■ Aufgaben
A. Schreibe aus dem Text zum Versorgungsausgleich alles von „Der Versorgungsausgleich dient“ bis hinunter zu „genannten Zwangsverbund durchgeführt.“ ab.
B. Beantworte zum Text über den Versorgungsausgleich diese Fragen:
(i) Welchem Ehegatten soll der Versorgungsausgleich einen gerechten Anteil an der gemeinsam erworbenen Altersversorgung zukommen lassen?
(ii) Nach welcher Vorschrift wird der Versorgungsausgleich zusammen mit der Ehescheidung durchgeführt?
(iii) Wie heißt der Verbund, in dem dies geschieht?
C. Fasse den Absatz des Textes zum Versorgungsausgleich, der mit „Der Versorgungsausgleich dient“ beginnt, als Liste mit seinen wichtigsten Fakten zusammen.

■ Angezeigter Text
━━━━━━━━

Rz. 35

Der Versorgungsausgleich dient der Ausgleichung von Ansprüchen auf Altersversorgung zwischen den Eheleuten. Unabhängig von Unterhaltsverpflichtungen geschiedener Ehegatten und ohne Rücksicht auf den Güterstand wird bei der Ehescheidung grundsätzlich ein Versorgungsausgleich durchgeführt. Dessen Ziel ist es, dem während der Ehe nicht oder nur weniger verdienenden Ehegatten, z. B. einer Hausfrau oder einem Hausmann, einen gerechten Anteil an der gemeinsam erworbenen Altersversorgung zukommen zu lassen (§§ 1587 ff. BGB). Gemäß § 137 Abs. 1 S. 2 FamFG wird der Versorgungsausgleich zusammen mit der Ehescheidung im so genannten Zwangsverbund durchgeführt.

━━━━━━━━

■ Datenzeilen
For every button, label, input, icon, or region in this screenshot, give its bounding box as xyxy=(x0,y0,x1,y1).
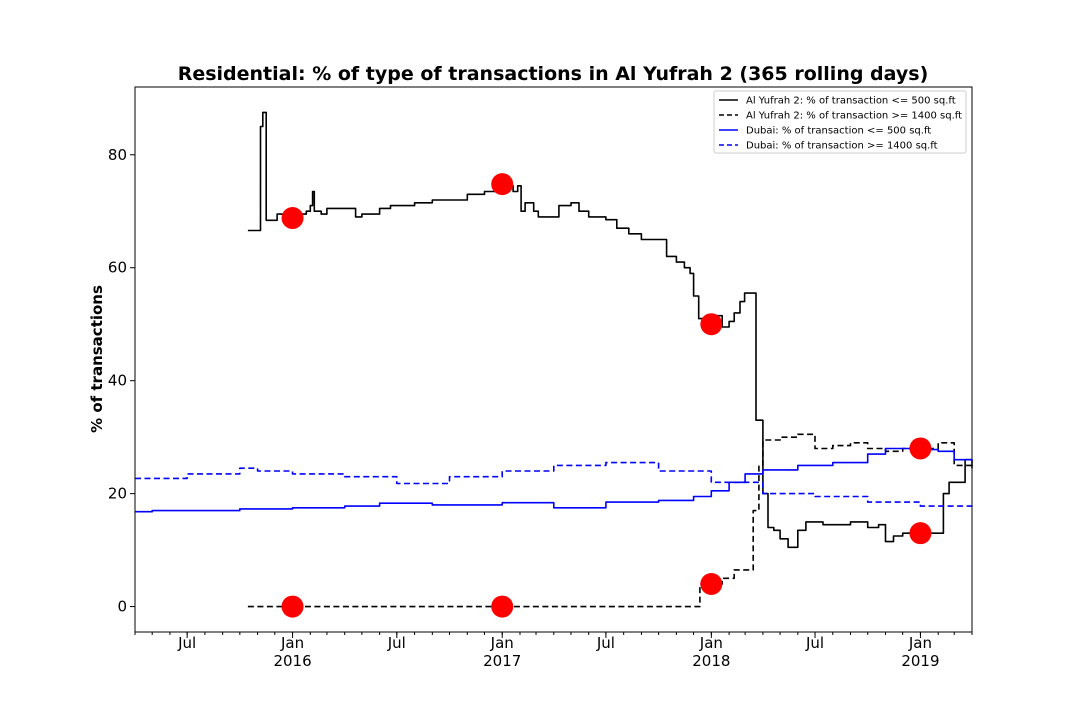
y-tick-label: 40 xyxy=(108,372,127,390)
x-tick-year-label: 2016 xyxy=(273,652,311,670)
x-tick-label: Jul xyxy=(805,634,824,652)
red-marker xyxy=(281,595,304,618)
x-tick-label: Jan xyxy=(490,634,514,652)
red-marker xyxy=(700,313,723,336)
series-layer xyxy=(135,111,973,608)
legend: Al Yufrah 2: % of transaction <= 500 sq.… xyxy=(713,90,967,154)
legend-label: Dubai: % of transaction <= 500 sq.ft xyxy=(746,126,931,137)
red-marker xyxy=(491,173,514,196)
series-line-1 xyxy=(247,111,973,549)
series-line-4 xyxy=(135,461,973,507)
series-line-3 xyxy=(135,447,973,513)
y-axis: 0 20 40 60 80 xyxy=(108,146,135,616)
red-marker xyxy=(491,595,514,618)
legend-box xyxy=(713,90,967,154)
x-tick-year-label: 2017 xyxy=(483,652,521,670)
x-tick-label: Jan xyxy=(908,634,932,652)
y-tick-label: 20 xyxy=(108,485,127,503)
x-tick-label: Jul xyxy=(387,634,406,652)
y-axis-label: % of transactions xyxy=(88,285,106,433)
x-tick-label: Jan xyxy=(280,634,304,652)
legend-label: Dubai: % of transaction >= 1400 sq.ft xyxy=(746,141,938,152)
chart-title: Residential: % of type of transactions i… xyxy=(178,63,929,85)
red-marker xyxy=(909,522,932,545)
red-marker xyxy=(909,437,932,460)
marker-layer xyxy=(281,173,932,618)
y-tick-label: 80 xyxy=(108,146,127,164)
x-tick-label: Jul xyxy=(177,634,196,652)
y-tick-label: 0 xyxy=(117,598,127,616)
x-tick-label: Jul xyxy=(596,634,615,652)
x-tick-year-label: 2018 xyxy=(692,652,730,670)
legend-label: Al Yufrah 2: % of transaction <= 500 sq.… xyxy=(746,96,956,107)
series-line-2 xyxy=(247,433,973,608)
y-tick-label: 60 xyxy=(108,259,127,277)
red-marker xyxy=(700,572,723,595)
legend-label: Al Yufrah 2: % of transaction >= 1400 sq… xyxy=(746,111,962,122)
x-tick-label: Jan xyxy=(699,634,723,652)
x-tick-year-label: 2019 xyxy=(901,652,939,670)
red-marker xyxy=(281,207,304,230)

━━━━━━━━

■ Antworten
A.
Der Versorgungsausgleich dient der Ausgleichung von Ansprüchen auf Altersversorgung zwischen den Eheleuten. Unabhängig von Unterhaltsverpflichtungen geschiedener Ehegatten und ohne Rücksicht auf den Güterstand wird bei der Ehescheidung grundsätzlich ein Versorgungsausgleich durchgeführt. Dessen Ziel ist es, dem während der Ehe nicht oder nur weniger verdienenden Ehegatten, z. B. einer Hausfrau oder einem Hausmann, einen gerechten Anteil an der gemeinsam erworbenen Altersversorgung zukommen zu lassen (§§ 1587 ff. BGB). Gemäß § 137 Abs. 1 S. 2 FamFG wird der Versorgungsausgleich zusammen mit der Ehescheidung im so genannten Zwangsverbund durchgeführt.

B.
(i) Dem Ehegatten, der während der Ehe nicht oder nur weniger verdient hat, z. B. einer Hausfrau oder einem Hausmann.
(ii) Nach § 137 Abs. 1 S. 2 FamFG.
(iii) Zwangsverbund.

C.
- Zweck: Ausgleich von Ansprüchen auf Altersversorgung zwischen den Eheleuten
- Wird bei der Ehescheidung grundsätzlich durchgeführt, unabhängig von Unterhaltsverpflichtungen und ohne Rücksicht auf den Güterstand
- Ziel: gerechter Anteil an der gemeinsam erworbenen Altersversorgung für den Ehegatten, der während der Ehe nicht oder nur weniger verdient hat, z. B. Hausfrau oder Hausmann (§§ 1587 ff. BGB)
- Durchführung zusammen mit der Ehescheidung im Zwangsverbund (§ 137 Abs. 1 S. 2 FamFG)